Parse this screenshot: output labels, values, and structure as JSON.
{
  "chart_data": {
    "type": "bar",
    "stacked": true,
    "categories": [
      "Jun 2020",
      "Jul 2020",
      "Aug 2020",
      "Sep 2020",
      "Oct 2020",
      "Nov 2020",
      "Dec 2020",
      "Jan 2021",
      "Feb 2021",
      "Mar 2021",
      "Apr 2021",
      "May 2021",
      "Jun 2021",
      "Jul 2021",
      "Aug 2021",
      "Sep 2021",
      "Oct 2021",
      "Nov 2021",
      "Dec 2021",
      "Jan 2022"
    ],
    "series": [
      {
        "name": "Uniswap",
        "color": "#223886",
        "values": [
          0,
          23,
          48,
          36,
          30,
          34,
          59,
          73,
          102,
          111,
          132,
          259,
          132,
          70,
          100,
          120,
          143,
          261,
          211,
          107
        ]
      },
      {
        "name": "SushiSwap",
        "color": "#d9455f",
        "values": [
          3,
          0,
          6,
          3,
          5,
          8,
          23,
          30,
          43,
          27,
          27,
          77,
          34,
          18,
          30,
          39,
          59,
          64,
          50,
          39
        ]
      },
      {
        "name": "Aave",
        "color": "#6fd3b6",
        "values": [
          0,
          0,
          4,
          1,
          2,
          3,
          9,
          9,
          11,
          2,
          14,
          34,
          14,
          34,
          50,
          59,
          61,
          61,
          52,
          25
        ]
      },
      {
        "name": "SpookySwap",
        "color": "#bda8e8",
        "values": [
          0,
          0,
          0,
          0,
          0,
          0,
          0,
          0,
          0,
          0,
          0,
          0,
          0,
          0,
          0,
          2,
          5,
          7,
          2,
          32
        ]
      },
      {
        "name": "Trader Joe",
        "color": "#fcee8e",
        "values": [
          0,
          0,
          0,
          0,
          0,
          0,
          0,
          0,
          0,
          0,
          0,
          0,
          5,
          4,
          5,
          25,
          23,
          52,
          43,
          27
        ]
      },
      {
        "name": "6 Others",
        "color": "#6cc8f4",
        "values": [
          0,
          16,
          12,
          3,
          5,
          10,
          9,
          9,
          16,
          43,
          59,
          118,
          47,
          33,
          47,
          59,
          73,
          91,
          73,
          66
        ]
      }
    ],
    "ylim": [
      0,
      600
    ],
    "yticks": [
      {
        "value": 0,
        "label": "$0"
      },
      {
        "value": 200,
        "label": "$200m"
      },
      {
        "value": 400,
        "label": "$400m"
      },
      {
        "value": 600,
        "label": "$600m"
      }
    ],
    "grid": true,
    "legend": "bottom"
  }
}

::::::::::

_Instruction:_ Extract all lines as given.

_Task solution:_
Parse this screenshot: output labels, values, and structure as JSON.
{
  "chart_data": {
    "type": "bar",
    "stacked": true,
    "categories": [
      "Jun 2020",
      "Jul 2020",
      "Aug 2020",
      "Sep 2020",
      "Oct 2020",
      "Nov 2020",
      "Dec 2020",
      "Jan 2021",
      "Feb 2021",
      "Mar 2021",
      "Apr 2021",
      "May 2021",
      "Jun 2021",
      "Jul 2021",
      "Aug 2021",
      "Sep 2021",
      "Oct 2021",
      "Nov 2021",
      "Dec 2021",
      "Jan 2022"
    ],
    "series": [
      {
        "name": "Uniswap",
        "color": "#223886",
        "values": [
          0,
          23,
          48,
          36,
          30,
          34,
          59,
          73,
          102,
          111,
          132,
          259,
          132,
          70,
          100,
          120,
          143,
          261,
          211,
          107
        ]
      },
      {
        "name": "SushiSwap",
        "color": "#d9455f",
        "values": [
          3,
          0,
          6,
          3,
          5,
          8,
          23,
          30,
          43,
          27,
          27,
          77,
          34,
          18,
          30,
          39,
          59,
          64,
          50,
          39
        ]
      },
      {
        "name": "Aave",
        "color": "#6fd3b6",
        "values": [
          0,
          0,
          4,
          1,
          2,
          3,
          9,
          9,
          11,
          2,
          14,
          34,
          14,
          34,
          50,
          59,
          61,
          61,
          52,
          25
        ]
      },
      {
        "name": "SpookySwap",
        "color": "#bda8e8",
        "values": [
          0,
          0,
          0,
          0,
          0,
          0,
          0,
          0,
          0,
          0,
          0,
          0,
          0,
          0,
          0,
          2,
          5,
          7,
          2,
          32
        ]
      },
      {
        "name": "Trader Joe",
        "color": "#fcee8e",
        "values": [
          0,
          0,
          0,
          0,
          0,
          0,
          0,
          0,
          0,
          0,
          0,
          0,
          5,
          4,
          5,
          25,
          23,
          52,
          43,
          27
        ]
      },
      {
        "name": "6 Others",
        "color": "#6cc8f4",
        "values": [
          0,
          16,
          12,
          3,
          5,
          10,
          9,
          9,
          16,
          43,
          59,
          118,
          47,
          33,
          47,
          59,
          73,
          91,
          73,
          66
        ]
      }
    ],
    "ylim": [
      0,
      600
    ],
    "yticks": [
      {
        "value": 0,
        "label": "$0"
      },
      {
        "value": 200,
        "label": "$200m"
      },
      {
        "value": 400,
        "label": "$400m"
      },
      {
        "value": 600,
        "label": "$600m"
      }
    ],
    "grid": true,
    "legend": "bottom"
  }
}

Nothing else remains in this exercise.